- [CHALLENGE]: From the listing below, count the lines where the string "point" occurs. Give the number, with no other words.

#####

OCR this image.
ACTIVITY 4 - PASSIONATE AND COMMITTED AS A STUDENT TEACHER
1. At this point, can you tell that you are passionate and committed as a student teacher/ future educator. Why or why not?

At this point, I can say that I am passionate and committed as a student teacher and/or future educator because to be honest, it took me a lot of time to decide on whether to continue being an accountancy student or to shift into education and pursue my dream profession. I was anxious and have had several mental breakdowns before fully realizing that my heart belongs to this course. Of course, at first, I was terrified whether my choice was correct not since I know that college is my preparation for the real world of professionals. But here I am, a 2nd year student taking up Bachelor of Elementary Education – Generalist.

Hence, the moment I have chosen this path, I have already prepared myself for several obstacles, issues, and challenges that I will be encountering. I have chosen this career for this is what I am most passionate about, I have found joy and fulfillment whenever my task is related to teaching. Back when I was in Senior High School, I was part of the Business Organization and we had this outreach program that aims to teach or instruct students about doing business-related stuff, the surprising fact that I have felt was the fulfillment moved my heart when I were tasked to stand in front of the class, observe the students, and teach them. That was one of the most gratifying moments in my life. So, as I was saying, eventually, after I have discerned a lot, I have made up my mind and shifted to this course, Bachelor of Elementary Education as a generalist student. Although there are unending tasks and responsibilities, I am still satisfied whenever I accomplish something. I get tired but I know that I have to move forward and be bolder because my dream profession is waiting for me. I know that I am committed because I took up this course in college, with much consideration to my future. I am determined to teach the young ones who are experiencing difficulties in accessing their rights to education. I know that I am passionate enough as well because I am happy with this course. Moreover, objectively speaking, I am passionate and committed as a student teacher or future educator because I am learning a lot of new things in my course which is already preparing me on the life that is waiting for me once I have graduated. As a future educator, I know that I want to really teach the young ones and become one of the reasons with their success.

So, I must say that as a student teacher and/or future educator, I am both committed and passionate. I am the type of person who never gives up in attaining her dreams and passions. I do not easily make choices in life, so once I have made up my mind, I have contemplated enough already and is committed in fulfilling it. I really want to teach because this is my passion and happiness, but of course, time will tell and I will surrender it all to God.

#####

- [SOLVED EXERCISE]: 2